[Dataset excerpts]
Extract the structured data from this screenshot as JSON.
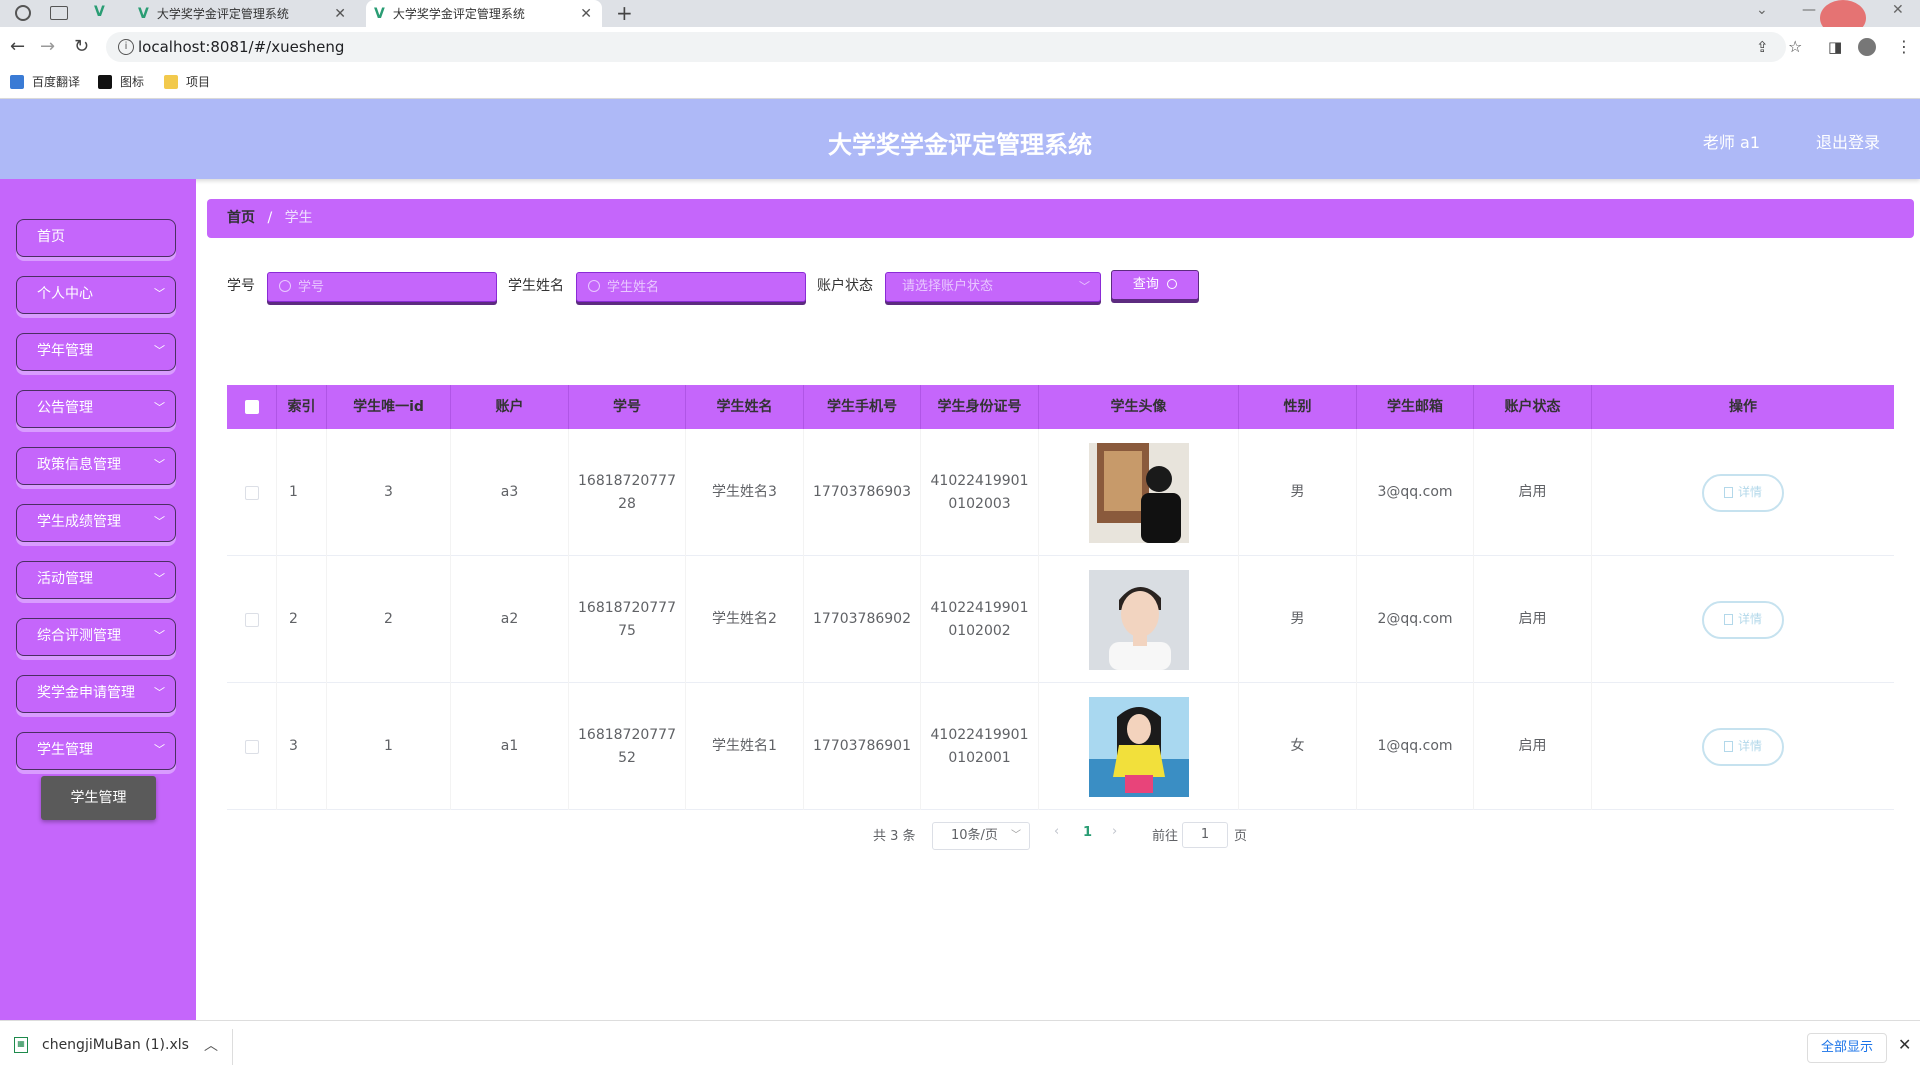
{
  "browser": {
    "tabs": [
      {
        "title": "大学奖学金评定管理系统"
      },
      {
        "title": "大学奖学金评定管理系统"
      }
    ],
    "url": "localhost:8081/#/xuesheng",
    "bookmarks": [
      {
        "label": "百度翻译"
      },
      {
        "label": "图标"
      },
      {
        "label": "项目"
      }
    ]
  },
  "app": {
    "title": "大学奖学金评定管理系统",
    "user": "老师 a1",
    "logout": "退出登录"
  },
  "sidebar": {
    "items": [
      {
        "label": "首页"
      },
      {
        "label": "个人中心"
      },
      {
        "label": "学年管理"
      },
      {
        "label": "公告管理"
      },
      {
        "label": "政策信息管理"
      },
      {
        "label": "学生成绩管理"
      },
      {
        "label": "活动管理"
      },
      {
        "label": "综合评测管理"
      },
      {
        "label": "奖学金申请管理"
      },
      {
        "label": "学生管理"
      }
    ],
    "submenu": "学生管理"
  },
  "breadcrumb": {
    "home": "首页",
    "separator": "/",
    "current": "学生"
  },
  "search": {
    "xuehao_label": "学号",
    "xuehao_placeholder": "学号",
    "name_label": "学生姓名",
    "name_placeholder": "学生姓名",
    "status_label": "账户状态",
    "status_placeholder": "请选择账户状态",
    "query_button": "查询"
  },
  "table": {
    "columns": [
      "索引",
      "学生唯一id",
      "账户",
      "学号",
      "学生姓名",
      "学生手机号",
      "学生身份证号",
      "学生头像",
      "性别",
      "学生邮箱",
      "账户状态",
      "操作"
    ],
    "rows": [
      {
        "index": "1",
        "uid": "3",
        "account": "a3",
        "xuehao": "16818720777\n28",
        "name": "学生姓名3",
        "phone": "17703786903",
        "idcard": "41022419901\n0102003",
        "gender": "男",
        "email": "3@qq.com",
        "status": "启用",
        "action": "详情"
      },
      {
        "index": "2",
        "uid": "2",
        "account": "a2",
        "xuehao": "16818720777\n75",
        "name": "学生姓名2",
        "phone": "17703786902",
        "idcard": "41022419901\n0102002",
        "gender": "男",
        "email": "2@qq.com",
        "status": "启用",
        "action": "详情"
      },
      {
        "index": "3",
        "uid": "1",
        "account": "a1",
        "xuehao": "16818720777\n52",
        "name": "学生姓名1",
        "phone": "17703786901",
        "idcard": "41022419901\n0102001",
        "gender": "女",
        "email": "1@qq.com",
        "status": "启用",
        "action": "详情"
      }
    ]
  },
  "pagination": {
    "total": "共 3 条",
    "page_size": "10条/页",
    "current_page": "1",
    "goto_label": "前往",
    "goto_value": "1",
    "page_suffix": "页"
  },
  "download": {
    "filename": "chengjiMuBan (1).xls",
    "show_all": "全部显示"
  },
  "colors": {
    "accent": "#c566fb",
    "header": "#aeb9f7"
  }
}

** Task instructions **
Exclude the pictures, and transcribe all of the material exactly.

** Solution **
Extract the structured data from this screenshot as JSON.
{
  "browser": {
    "tabs": [
      {
        "title": "大学奖学金评定管理系统"
      },
      {
        "title": "大学奖学金评定管理系统"
      }
    ],
    "url": "localhost:8081/#/xuesheng",
    "bookmarks": [
      {
        "label": "百度翻译"
      },
      {
        "label": "图标"
      },
      {
        "label": "项目"
      }
    ]
  },
  "app": {
    "title": "大学奖学金评定管理系统",
    "user": "老师 a1",
    "logout": "退出登录"
  },
  "sidebar": {
    "items": [
      {
        "label": "首页"
      },
      {
        "label": "个人中心"
      },
      {
        "label": "学年管理"
      },
      {
        "label": "公告管理"
      },
      {
        "label": "政策信息管理"
      },
      {
        "label": "学生成绩管理"
      },
      {
        "label": "活动管理"
      },
      {
        "label": "综合评测管理"
      },
      {
        "label": "奖学金申请管理"
      },
      {
        "label": "学生管理"
      }
    ],
    "submenu": "学生管理"
  },
  "breadcrumb": {
    "home": "首页",
    "separator": "/",
    "current": "学生"
  },
  "search": {
    "xuehao_label": "学号",
    "xuehao_placeholder": "学号",
    "name_label": "学生姓名",
    "name_placeholder": "学生姓名",
    "status_label": "账户状态",
    "status_placeholder": "请选择账户状态",
    "query_button": "查询"
  },
  "table": {
    "columns": [
      "索引",
      "学生唯一id",
      "账户",
      "学号",
      "学生姓名",
      "学生手机号",
      "学生身份证号",
      "学生头像",
      "性别",
      "学生邮箱",
      "账户状态",
      "操作"
    ],
    "rows": [
      {
        "index": "1",
        "uid": "3",
        "account": "a3",
        "xuehao": "16818720777\n28",
        "name": "学生姓名3",
        "phone": "17703786903",
        "idcard": "41022419901\n0102003",
        "gender": "男",
        "email": "3@qq.com",
        "status": "启用",
        "action": "详情"
      },
      {
        "index": "2",
        "uid": "2",
        "account": "a2",
        "xuehao": "16818720777\n75",
        "name": "学生姓名2",
        "phone": "17703786902",
        "idcard": "41022419901\n0102002",
        "gender": "男",
        "email": "2@qq.com",
        "status": "启用",
        "action": "详情"
      },
      {
        "index": "3",
        "uid": "1",
        "account": "a1",
        "xuehao": "16818720777\n52",
        "name": "学生姓名1",
        "phone": "17703786901",
        "idcard": "41022419901\n0102001",
        "gender": "女",
        "email": "1@qq.com",
        "status": "启用",
        "action": "详情"
      }
    ]
  },
  "pagination": {
    "total": "共 3 条",
    "page_size": "10条/页",
    "current_page": "1",
    "goto_label": "前往",
    "goto_value": "1",
    "page_suffix": "页"
  },
  "download": {
    "filename": "chengjiMuBan (1).xls",
    "show_all": "全部显示"
  },
  "colors": {
    "accent": "#c566fb",
    "header": "#aeb9f7"
  }
}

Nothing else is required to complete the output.